### TASK INSTRUCTIONS:
Some lines in the records below may hold the word "chosen"; give the number of those lines and nothing else.

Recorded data

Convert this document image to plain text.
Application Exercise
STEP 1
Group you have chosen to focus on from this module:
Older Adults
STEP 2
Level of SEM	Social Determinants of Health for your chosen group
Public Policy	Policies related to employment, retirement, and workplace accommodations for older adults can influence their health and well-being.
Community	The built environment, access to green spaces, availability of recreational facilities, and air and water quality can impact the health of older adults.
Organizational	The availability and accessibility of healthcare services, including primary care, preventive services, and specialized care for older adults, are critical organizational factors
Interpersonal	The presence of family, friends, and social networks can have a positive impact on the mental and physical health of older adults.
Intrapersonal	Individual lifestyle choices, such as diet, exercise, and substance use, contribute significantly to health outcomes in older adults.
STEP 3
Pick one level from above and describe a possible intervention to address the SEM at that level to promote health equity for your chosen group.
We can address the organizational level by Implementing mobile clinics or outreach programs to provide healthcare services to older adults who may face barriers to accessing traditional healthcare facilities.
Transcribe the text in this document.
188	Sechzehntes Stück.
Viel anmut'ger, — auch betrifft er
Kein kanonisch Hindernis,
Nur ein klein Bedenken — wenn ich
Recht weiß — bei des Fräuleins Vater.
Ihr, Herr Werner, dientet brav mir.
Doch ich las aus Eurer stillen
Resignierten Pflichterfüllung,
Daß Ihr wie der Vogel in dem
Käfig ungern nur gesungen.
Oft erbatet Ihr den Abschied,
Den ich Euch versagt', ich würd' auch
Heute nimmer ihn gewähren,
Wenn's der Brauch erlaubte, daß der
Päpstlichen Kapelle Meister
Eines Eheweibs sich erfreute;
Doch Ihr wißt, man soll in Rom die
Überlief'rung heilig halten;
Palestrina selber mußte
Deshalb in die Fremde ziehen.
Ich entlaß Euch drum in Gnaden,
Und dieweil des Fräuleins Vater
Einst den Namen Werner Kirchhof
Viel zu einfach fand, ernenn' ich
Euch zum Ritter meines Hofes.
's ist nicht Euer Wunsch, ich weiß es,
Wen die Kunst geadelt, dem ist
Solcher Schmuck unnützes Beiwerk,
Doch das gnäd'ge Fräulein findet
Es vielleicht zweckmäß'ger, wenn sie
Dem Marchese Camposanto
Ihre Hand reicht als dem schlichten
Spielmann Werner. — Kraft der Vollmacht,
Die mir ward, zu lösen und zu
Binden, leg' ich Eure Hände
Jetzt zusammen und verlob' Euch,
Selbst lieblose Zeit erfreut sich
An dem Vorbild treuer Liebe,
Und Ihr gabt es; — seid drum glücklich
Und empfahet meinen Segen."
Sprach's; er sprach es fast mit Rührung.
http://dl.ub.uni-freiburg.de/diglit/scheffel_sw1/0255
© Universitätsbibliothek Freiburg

### THE COMPLETED TASK:
3